> [YOUR TASKS]:
**1.** Answer these from the Kubernetes tutorial introduction:
(a) Which tutorial inspired this one, and who wrote it?
(b) On what platform does the original tutorial assume the infrastructure is deployed?
(c) What do the other online solutions generally require?
**2.** According to the Kubernetes tutorial introduction, why are some of the original tutorial's explanations problematic on a local laptop installation?
**3.** Retype the stretch of the Kubernetes tutorial introduction from "There are two" through "alternatives and troubleshooting)".

> [DOCUMENT SEGMENT]:
-=-=-=-=-

- Overview
- Create the node
- Initial setup
- Get the tools
- Configure certificates
- Create kubeconfig files
This tutorial aims to understand the process of installing a production grade Kubernetes cluster from scratch. The idea is that by following the process with all the details, a better understanding of Kubernetes architecture and use can be achieved as well as means to solve problems which may arise over time. It was inspired by "Kubernetes the hard way" by Kelsey Hightower.
There are two problems with the original tutorial, however. The first being that the entire tutorial assumes the infrastructure is deployed on google cloud. This means a google cloud account is needed and furthermore, some of the explanations are aimed specifically at that platform and therefore problematic when used on other mediums such as a local laptop installation. The second issue is that more in depth explanation is required (especially regarding alternatives and troubleshooting)
Several online solutions have tried to alleviate these problems such as: here, here and here, however these solution generally require multiple VMs and there is always the need for more detailed explanations.

-=-=-=-=-

> [LISTED ENTRIES]:
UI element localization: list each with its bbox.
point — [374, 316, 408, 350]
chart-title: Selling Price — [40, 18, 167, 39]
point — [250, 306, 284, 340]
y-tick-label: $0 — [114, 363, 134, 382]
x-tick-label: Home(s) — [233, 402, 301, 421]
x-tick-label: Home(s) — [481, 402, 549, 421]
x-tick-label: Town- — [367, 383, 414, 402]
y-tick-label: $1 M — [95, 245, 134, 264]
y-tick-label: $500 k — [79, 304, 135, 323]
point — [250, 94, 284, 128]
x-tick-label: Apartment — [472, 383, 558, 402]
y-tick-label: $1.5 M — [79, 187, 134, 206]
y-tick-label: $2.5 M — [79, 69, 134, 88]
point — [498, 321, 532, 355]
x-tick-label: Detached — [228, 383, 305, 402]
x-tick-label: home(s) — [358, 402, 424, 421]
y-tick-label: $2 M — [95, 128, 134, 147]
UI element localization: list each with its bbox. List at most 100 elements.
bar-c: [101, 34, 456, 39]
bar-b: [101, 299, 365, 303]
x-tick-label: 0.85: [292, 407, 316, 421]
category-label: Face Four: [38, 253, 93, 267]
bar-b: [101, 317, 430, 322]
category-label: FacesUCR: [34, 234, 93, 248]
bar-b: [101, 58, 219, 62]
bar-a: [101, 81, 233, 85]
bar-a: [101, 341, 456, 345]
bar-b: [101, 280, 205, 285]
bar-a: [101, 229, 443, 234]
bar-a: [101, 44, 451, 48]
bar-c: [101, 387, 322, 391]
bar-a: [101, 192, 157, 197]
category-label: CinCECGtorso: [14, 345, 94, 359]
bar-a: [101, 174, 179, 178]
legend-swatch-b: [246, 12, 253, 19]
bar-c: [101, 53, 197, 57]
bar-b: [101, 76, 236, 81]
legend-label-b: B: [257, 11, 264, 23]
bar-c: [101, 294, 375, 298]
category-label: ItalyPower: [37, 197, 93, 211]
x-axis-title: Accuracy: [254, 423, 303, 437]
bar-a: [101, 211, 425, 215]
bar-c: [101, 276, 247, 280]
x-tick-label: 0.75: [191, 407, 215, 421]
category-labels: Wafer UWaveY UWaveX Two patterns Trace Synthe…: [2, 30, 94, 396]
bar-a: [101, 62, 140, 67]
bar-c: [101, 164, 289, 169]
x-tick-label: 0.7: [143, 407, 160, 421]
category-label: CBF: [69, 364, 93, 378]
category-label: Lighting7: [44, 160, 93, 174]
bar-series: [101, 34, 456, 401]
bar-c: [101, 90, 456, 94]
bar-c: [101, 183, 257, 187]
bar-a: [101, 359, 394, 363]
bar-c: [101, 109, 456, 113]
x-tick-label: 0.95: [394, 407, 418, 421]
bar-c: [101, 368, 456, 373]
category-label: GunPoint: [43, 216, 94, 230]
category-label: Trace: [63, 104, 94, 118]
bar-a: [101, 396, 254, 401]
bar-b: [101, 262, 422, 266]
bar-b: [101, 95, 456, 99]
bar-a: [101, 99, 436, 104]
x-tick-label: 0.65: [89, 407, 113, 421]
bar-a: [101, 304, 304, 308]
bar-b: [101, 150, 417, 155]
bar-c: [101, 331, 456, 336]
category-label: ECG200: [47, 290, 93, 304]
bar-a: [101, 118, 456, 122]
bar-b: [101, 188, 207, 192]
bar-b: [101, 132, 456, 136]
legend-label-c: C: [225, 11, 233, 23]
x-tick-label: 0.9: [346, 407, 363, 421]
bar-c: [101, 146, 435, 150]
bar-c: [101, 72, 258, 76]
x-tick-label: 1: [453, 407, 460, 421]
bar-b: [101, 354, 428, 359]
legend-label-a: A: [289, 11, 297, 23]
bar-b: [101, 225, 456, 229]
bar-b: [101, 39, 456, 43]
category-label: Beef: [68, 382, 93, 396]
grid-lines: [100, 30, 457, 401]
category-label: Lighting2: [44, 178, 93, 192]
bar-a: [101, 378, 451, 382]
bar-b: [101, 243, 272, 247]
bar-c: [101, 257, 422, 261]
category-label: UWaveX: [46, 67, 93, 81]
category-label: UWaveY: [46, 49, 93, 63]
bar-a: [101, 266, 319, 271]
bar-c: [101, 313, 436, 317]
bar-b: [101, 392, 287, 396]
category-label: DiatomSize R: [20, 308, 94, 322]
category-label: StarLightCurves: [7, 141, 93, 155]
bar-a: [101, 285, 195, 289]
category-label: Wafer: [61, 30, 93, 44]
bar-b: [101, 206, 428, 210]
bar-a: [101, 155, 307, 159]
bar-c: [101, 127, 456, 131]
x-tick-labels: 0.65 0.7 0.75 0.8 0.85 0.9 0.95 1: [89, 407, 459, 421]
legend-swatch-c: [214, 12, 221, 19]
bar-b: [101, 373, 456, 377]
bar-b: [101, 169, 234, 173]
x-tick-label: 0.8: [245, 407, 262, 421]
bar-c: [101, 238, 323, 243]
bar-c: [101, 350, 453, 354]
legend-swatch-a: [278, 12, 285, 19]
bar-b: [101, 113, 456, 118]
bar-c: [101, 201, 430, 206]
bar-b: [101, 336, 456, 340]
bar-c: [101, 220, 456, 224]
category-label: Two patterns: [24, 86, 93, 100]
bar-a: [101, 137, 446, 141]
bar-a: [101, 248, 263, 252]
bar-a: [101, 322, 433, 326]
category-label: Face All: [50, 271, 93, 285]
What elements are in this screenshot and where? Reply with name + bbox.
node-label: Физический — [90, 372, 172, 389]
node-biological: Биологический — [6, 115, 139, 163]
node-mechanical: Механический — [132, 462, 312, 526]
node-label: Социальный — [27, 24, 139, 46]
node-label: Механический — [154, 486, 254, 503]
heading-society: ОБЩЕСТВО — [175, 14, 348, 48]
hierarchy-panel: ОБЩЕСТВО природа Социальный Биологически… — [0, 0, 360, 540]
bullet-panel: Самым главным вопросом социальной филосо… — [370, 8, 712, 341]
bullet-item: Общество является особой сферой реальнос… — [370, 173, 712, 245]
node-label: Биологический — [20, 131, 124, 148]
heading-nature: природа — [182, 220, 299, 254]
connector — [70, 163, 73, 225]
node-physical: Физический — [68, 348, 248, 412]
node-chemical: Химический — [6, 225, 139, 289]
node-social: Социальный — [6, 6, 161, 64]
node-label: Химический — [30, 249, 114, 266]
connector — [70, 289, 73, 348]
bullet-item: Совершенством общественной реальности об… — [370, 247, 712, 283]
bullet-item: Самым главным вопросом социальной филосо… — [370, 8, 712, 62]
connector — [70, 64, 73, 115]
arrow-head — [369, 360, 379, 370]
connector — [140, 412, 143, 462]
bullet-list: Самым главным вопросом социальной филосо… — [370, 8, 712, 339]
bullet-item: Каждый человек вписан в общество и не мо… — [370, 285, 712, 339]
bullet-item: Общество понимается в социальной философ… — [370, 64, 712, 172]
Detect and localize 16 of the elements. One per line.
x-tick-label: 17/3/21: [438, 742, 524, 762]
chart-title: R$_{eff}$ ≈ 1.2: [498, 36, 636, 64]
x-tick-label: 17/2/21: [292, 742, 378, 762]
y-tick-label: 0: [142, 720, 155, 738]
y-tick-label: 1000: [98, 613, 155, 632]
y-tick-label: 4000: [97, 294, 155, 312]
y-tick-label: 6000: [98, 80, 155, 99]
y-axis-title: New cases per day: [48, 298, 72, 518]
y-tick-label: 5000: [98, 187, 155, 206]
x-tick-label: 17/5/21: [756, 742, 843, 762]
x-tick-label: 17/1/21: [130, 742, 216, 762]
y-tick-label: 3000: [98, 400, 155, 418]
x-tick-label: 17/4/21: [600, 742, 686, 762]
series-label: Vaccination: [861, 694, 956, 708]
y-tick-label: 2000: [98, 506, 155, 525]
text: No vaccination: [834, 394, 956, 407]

-=-=-=-=-

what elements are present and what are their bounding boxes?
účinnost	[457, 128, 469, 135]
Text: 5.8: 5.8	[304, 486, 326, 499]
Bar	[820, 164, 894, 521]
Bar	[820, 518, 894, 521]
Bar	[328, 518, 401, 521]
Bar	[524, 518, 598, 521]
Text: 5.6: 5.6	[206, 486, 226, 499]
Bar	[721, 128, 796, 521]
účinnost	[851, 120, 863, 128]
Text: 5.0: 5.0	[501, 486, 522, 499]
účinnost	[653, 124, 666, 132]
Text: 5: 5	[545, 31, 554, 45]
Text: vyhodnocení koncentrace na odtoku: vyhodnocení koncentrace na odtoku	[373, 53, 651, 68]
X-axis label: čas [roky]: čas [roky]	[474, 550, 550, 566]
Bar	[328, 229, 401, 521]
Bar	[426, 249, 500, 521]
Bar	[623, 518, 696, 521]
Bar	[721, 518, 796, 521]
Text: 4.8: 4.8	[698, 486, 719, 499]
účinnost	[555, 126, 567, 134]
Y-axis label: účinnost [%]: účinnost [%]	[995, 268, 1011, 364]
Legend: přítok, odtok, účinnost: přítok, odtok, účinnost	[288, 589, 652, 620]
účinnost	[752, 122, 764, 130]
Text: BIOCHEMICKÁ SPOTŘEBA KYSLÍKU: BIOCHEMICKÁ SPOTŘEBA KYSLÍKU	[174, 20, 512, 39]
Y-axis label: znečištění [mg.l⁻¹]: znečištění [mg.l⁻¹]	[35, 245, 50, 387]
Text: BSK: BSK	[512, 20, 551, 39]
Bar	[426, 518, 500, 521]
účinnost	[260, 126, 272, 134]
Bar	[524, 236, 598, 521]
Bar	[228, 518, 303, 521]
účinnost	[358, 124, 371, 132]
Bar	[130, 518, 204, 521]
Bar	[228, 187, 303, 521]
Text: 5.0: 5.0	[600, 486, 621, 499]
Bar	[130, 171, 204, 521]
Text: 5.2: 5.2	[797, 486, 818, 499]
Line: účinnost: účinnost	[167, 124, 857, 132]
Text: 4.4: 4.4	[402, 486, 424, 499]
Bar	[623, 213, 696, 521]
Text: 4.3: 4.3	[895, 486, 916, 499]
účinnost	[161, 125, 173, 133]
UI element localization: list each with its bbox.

-=-=-=-=-

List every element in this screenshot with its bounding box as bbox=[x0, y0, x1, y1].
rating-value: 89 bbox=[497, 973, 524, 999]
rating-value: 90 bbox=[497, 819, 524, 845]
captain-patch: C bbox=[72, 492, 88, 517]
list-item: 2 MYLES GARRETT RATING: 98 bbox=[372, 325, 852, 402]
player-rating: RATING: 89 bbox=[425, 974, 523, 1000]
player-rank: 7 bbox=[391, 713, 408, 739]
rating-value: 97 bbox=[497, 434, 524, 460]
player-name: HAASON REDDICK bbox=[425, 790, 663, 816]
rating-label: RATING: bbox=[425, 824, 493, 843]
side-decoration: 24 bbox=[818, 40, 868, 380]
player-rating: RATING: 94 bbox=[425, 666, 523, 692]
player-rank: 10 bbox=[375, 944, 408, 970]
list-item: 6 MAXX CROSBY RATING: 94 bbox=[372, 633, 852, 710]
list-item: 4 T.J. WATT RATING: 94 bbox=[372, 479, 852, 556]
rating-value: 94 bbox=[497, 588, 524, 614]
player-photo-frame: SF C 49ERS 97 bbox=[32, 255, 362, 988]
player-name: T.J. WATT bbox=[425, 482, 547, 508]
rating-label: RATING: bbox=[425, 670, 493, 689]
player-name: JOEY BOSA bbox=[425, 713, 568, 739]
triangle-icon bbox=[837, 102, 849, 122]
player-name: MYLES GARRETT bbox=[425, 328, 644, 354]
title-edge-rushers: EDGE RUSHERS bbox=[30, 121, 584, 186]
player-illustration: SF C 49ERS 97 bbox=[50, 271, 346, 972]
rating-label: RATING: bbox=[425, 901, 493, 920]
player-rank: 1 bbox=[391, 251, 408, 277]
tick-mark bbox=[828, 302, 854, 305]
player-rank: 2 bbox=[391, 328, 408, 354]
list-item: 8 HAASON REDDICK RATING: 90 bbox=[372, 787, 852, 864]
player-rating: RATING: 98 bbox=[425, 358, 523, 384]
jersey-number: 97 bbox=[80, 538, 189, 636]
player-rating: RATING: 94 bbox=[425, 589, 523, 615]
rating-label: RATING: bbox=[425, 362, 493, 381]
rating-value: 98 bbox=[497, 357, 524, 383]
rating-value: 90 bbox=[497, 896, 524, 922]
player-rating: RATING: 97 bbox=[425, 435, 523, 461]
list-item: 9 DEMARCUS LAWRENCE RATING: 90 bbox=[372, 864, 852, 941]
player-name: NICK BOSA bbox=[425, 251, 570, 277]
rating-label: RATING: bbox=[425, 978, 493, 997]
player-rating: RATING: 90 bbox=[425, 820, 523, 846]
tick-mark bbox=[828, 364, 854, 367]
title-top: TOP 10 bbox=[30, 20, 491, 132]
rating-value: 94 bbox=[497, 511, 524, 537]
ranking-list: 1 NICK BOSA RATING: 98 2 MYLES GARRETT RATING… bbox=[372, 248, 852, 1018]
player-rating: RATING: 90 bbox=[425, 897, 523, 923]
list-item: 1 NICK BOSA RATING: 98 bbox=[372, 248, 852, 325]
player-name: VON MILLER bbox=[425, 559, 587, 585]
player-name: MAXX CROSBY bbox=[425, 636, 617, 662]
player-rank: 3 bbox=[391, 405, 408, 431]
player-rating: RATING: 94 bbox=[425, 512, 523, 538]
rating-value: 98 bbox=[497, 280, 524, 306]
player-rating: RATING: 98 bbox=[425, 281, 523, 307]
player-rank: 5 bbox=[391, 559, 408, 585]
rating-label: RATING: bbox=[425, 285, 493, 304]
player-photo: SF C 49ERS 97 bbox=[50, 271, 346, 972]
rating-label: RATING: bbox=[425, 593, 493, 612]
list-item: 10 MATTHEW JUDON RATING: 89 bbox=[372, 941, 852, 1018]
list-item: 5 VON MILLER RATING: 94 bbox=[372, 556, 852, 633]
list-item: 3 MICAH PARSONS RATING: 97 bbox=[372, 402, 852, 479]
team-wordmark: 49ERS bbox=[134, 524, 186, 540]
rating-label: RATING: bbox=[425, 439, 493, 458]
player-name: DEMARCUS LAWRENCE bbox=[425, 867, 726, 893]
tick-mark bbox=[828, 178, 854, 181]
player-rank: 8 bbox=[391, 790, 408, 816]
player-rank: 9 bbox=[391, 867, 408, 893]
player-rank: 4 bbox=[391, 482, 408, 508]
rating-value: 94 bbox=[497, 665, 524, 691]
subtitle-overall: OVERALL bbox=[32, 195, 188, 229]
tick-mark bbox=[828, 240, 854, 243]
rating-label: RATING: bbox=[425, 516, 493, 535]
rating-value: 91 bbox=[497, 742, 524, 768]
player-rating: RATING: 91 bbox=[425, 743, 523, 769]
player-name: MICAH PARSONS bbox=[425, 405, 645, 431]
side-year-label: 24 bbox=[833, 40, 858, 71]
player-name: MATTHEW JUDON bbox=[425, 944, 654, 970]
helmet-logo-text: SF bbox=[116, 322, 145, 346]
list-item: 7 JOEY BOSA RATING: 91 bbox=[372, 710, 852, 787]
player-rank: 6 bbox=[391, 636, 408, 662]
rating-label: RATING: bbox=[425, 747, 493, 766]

-=-=-=-=-

> [RESPONSES]:
**1.**
(a) "Kubernetes the hard way" by Kelsey Hightower.
(b) Google cloud.
(c) Multiple VMs.

**2.** The original tutorial assumes throughout that the infrastructure is deployed on google cloud. As a result, some of its explanations are aimed specifically at that platform and don't carry over to other mediums such as a local laptop installation.

**3.**
There are two problems with the original tutorial, however. The first being that the entire tutorial assumes the infrastructure is deployed on google cloud. This means a google cloud account is needed and furthermore, some of the explanations are aimed specifically at that platform and therefore problematic when used on other mediums such as a local laptop installation. The second issue is that more in depth explanation is required (especially regarding alternatives and troubleshooting)